┌────────

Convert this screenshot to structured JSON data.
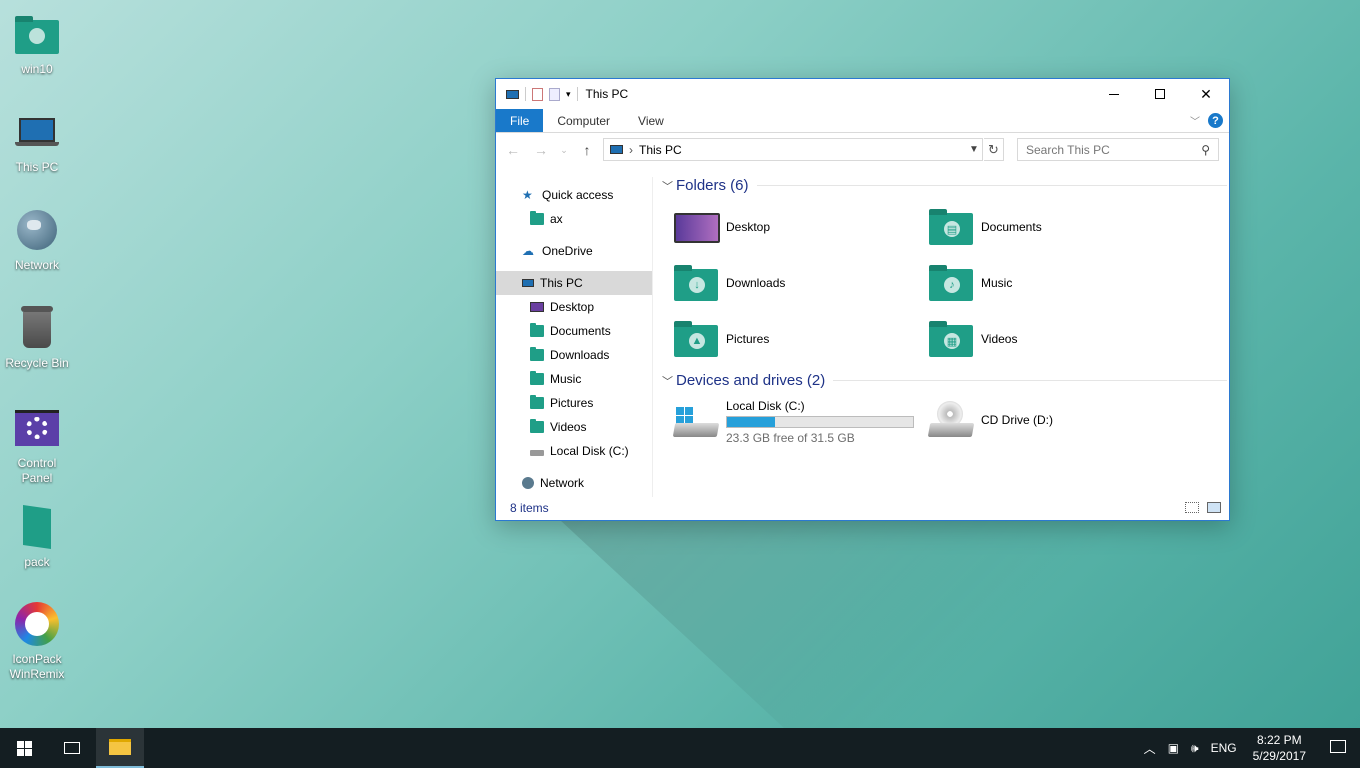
{
  "desktop": {
    "icons": [
      {
        "label": "win10",
        "icon": "user-folder-icon"
      },
      {
        "label": "This PC",
        "icon": "laptop-icon"
      },
      {
        "label": "Network",
        "icon": "globe-icon"
      },
      {
        "label": "Recycle Bin",
        "icon": "recycle-bin-icon"
      },
      {
        "label": "Control Panel",
        "icon": "control-panel-icon"
      },
      {
        "label": "pack",
        "icon": "folder-icon"
      },
      {
        "label": "IconPack WinRemix",
        "icon": "iconpack-icon"
      }
    ]
  },
  "window": {
    "title": "This PC",
    "tabs": {
      "file": "File",
      "computer": "Computer",
      "view": "View"
    },
    "help": "?",
    "address": {
      "location": "This PC"
    },
    "search": {
      "placeholder": "Search This PC"
    },
    "nav": {
      "quick_access": "Quick access",
      "ax": "ax",
      "onedrive": "OneDrive",
      "this_pc": "This PC",
      "desktop": "Desktop",
      "documents": "Documents",
      "downloads": "Downloads",
      "music": "Music",
      "pictures": "Pictures",
      "videos": "Videos",
      "local_disk": "Local Disk (C:)",
      "network": "Network"
    },
    "folders_header": "Folders (6)",
    "folders": {
      "desktop": "Desktop",
      "documents": "Documents",
      "downloads": "Downloads",
      "music": "Music",
      "pictures": "Pictures",
      "videos": "Videos"
    },
    "devices_header": "Devices and drives (2)",
    "drives": {
      "c_name": "Local Disk (C:)",
      "c_free": "23.3 GB free of 31.5 GB",
      "c_used_fraction": 0.26,
      "d_name": "CD Drive (D:)"
    },
    "status": "8 items"
  },
  "taskbar": {
    "language": "ENG",
    "time": "8:22 PM",
    "date": "5/29/2017"
  },
  "colors": {
    "accent": "#1979ca",
    "folder": "#1f9e87",
    "taskbar": "#141e22",
    "progress": "#26a0da"
  }
}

└────────

> _EXERCISE INSTRUCTIONS_
Quote the entries in full. Any image among them is to be omitted from the copy.

> _RIGHT ANSWER_
Convert this screenshot to structured JSON data.
{
  "desktop": {
    "icons": [
      {
        "label": "win10",
        "icon": "user-folder-icon"
      },
      {
        "label": "This PC",
        "icon": "laptop-icon"
      },
      {
        "label": "Network",
        "icon": "globe-icon"
      },
      {
        "label": "Recycle Bin",
        "icon": "recycle-bin-icon"
      },
      {
        "label": "Control Panel",
        "icon": "control-panel-icon"
      },
      {
        "label": "pack",
        "icon": "folder-icon"
      },
      {
        "label": "IconPack WinRemix",
        "icon": "iconpack-icon"
      }
    ]
  },
  "window": {
    "title": "This PC",
    "tabs": {
      "file": "File",
      "computer": "Computer",
      "view": "View"
    },
    "help": "?",
    "address": {
      "location": "This PC"
    },
    "search": {
      "placeholder": "Search This PC"
    },
    "nav": {
      "quick_access": "Quick access",
      "ax": "ax",
      "onedrive": "OneDrive",
      "this_pc": "This PC",
      "desktop": "Desktop",
      "documents": "Documents",
      "downloads": "Downloads",
      "music": "Music",
      "pictures": "Pictures",
      "videos": "Videos",
      "local_disk": "Local Disk (C:)",
      "network": "Network"
    },
    "folders_header": "Folders (6)",
    "folders": {
      "desktop": "Desktop",
      "documents": "Documents",
      "downloads": "Downloads",
      "music": "Music",
      "pictures": "Pictures",
      "videos": "Videos"
    },
    "devices_header": "Devices and drives (2)",
    "drives": {
      "c_name": "Local Disk (C:)",
      "c_free": "23.3 GB free of 31.5 GB",
      "c_used_fraction": 0.26,
      "d_name": "CD Drive (D:)"
    },
    "status": "8 items"
  },
  "taskbar": {
    "language": "ENG",
    "time": "8:22 PM",
    "date": "5/29/2017"
  },
  "colors": {
    "accent": "#1979ca",
    "folder": "#1f9e87",
    "taskbar": "#141e22",
    "progress": "#26a0da"
  }
}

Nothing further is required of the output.